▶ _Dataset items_
★ ★ ★ ★ ★ ★ ★

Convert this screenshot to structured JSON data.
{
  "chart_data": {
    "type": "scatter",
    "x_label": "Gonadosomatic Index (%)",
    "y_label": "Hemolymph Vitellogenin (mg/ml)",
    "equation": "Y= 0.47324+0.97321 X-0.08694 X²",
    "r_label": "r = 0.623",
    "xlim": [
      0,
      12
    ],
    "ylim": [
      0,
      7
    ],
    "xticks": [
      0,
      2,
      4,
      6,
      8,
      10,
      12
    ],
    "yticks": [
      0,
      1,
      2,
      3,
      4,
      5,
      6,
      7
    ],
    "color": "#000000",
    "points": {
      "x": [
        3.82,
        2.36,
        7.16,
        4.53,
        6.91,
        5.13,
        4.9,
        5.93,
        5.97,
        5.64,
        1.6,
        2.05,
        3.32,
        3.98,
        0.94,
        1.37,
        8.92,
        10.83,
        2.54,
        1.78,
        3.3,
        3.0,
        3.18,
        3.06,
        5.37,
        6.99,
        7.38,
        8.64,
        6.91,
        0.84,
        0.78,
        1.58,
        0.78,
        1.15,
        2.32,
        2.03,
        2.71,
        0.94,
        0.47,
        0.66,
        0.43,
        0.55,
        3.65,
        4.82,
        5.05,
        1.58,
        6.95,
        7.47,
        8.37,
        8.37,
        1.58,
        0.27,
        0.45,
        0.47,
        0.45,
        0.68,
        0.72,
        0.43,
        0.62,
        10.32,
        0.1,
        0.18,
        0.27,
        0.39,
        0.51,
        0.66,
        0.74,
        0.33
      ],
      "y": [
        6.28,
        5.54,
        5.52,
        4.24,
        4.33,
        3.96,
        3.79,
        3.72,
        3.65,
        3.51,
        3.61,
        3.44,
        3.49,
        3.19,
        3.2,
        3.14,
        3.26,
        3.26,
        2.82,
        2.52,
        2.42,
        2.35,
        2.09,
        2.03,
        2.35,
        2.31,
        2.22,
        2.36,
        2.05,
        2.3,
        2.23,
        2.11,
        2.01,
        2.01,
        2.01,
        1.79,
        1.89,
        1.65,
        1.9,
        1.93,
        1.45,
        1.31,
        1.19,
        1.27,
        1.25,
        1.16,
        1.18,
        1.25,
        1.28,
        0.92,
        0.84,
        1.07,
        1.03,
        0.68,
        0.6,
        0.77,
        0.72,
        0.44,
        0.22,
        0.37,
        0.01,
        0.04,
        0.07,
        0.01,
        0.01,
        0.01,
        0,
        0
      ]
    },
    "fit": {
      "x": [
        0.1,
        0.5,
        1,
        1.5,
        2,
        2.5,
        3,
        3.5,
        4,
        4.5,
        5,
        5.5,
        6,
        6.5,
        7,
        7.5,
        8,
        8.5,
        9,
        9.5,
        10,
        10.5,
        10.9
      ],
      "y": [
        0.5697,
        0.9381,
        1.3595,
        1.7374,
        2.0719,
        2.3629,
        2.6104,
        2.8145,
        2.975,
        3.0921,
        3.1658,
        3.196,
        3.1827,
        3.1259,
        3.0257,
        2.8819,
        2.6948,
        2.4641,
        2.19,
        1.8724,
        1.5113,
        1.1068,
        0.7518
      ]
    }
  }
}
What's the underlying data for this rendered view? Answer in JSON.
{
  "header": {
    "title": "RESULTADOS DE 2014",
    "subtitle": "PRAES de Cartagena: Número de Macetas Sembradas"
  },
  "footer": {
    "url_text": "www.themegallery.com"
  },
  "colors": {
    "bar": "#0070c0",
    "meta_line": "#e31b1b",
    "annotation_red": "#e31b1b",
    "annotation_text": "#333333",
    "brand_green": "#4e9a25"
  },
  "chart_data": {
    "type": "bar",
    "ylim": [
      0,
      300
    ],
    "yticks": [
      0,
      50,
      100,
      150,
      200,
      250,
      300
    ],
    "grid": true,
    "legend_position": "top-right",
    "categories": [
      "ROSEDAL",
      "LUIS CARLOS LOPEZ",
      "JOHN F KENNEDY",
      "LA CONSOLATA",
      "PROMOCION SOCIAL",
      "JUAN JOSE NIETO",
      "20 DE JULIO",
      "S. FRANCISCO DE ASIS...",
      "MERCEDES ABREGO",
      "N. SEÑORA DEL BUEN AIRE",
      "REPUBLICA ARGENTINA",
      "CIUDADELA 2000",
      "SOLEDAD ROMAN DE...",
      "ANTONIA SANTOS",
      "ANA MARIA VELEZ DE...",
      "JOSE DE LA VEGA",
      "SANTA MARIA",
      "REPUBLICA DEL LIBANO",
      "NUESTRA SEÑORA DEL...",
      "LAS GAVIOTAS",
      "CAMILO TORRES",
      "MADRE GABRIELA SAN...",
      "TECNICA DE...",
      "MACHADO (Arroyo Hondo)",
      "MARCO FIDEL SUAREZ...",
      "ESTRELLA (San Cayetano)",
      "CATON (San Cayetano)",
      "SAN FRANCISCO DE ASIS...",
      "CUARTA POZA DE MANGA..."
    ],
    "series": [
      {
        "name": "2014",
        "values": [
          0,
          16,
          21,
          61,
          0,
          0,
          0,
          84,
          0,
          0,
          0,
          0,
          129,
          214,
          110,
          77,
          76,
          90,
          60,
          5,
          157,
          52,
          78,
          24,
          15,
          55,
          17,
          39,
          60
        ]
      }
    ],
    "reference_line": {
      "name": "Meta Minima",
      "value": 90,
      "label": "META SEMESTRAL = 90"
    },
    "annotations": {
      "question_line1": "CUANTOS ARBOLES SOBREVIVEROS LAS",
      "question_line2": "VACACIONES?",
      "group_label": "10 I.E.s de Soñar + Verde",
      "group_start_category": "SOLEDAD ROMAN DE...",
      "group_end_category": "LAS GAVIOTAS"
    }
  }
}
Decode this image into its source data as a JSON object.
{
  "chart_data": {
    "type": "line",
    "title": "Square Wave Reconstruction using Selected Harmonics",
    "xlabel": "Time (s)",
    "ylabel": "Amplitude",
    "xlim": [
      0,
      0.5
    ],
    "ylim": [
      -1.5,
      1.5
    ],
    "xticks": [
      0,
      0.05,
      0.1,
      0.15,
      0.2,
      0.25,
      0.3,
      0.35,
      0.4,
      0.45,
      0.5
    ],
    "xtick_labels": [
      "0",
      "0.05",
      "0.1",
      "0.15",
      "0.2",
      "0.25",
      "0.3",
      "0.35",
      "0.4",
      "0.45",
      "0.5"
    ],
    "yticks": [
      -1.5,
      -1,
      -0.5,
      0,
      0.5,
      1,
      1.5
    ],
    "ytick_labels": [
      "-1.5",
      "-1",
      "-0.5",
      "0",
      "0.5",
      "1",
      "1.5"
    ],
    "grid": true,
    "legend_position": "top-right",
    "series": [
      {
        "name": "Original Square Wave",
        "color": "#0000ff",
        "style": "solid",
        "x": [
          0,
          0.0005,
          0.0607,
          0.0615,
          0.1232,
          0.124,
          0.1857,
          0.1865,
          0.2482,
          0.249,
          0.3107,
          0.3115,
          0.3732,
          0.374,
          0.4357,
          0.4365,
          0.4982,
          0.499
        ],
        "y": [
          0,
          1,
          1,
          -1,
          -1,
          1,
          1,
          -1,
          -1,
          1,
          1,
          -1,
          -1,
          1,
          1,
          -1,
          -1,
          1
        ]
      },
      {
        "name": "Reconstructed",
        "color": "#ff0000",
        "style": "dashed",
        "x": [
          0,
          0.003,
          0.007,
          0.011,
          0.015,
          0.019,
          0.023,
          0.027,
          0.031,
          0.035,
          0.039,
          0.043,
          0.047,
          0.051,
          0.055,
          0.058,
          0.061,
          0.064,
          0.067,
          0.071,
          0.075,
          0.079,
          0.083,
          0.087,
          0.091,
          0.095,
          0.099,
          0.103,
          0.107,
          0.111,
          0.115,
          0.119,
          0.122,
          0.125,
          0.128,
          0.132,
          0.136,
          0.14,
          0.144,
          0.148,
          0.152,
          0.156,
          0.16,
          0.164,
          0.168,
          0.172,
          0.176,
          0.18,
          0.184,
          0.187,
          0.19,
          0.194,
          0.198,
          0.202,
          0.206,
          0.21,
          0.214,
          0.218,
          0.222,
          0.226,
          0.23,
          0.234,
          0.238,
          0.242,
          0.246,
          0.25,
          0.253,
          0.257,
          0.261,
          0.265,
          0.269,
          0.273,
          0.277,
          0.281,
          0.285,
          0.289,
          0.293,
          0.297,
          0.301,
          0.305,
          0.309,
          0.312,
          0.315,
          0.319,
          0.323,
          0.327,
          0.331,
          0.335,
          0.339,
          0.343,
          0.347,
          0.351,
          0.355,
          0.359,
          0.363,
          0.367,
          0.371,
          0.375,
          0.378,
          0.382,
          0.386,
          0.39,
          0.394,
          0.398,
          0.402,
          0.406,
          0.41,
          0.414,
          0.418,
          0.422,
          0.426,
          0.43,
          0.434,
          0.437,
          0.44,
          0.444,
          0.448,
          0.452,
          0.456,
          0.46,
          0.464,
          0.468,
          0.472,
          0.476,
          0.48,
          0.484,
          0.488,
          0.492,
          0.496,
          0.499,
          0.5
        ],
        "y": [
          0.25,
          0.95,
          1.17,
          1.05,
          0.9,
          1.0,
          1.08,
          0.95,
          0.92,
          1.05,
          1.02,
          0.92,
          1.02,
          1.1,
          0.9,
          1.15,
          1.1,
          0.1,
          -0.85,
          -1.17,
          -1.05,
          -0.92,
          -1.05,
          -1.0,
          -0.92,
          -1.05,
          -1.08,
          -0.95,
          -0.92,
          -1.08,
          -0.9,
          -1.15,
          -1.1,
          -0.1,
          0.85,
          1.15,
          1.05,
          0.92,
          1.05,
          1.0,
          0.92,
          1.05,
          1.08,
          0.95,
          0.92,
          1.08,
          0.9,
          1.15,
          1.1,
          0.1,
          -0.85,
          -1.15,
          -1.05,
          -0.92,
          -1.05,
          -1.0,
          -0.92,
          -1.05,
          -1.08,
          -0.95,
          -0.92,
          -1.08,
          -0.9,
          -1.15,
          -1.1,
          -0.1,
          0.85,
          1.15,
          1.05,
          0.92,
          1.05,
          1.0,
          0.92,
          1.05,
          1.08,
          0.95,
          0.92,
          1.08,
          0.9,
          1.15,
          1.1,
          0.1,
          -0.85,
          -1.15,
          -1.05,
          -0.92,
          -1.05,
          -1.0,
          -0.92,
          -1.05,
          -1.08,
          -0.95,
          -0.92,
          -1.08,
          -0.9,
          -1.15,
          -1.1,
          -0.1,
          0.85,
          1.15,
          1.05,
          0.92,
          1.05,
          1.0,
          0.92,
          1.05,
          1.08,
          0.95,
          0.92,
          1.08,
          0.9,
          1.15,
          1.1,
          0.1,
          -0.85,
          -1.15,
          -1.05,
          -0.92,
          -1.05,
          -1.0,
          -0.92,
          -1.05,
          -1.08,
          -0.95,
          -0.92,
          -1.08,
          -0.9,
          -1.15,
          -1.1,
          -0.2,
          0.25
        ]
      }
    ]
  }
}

★ ★ ★ ★ ★ ★ ★

▶ _Goal_
How many lines in the entries contain the string "this"? Answer with the number only.

▶ _Reply_
3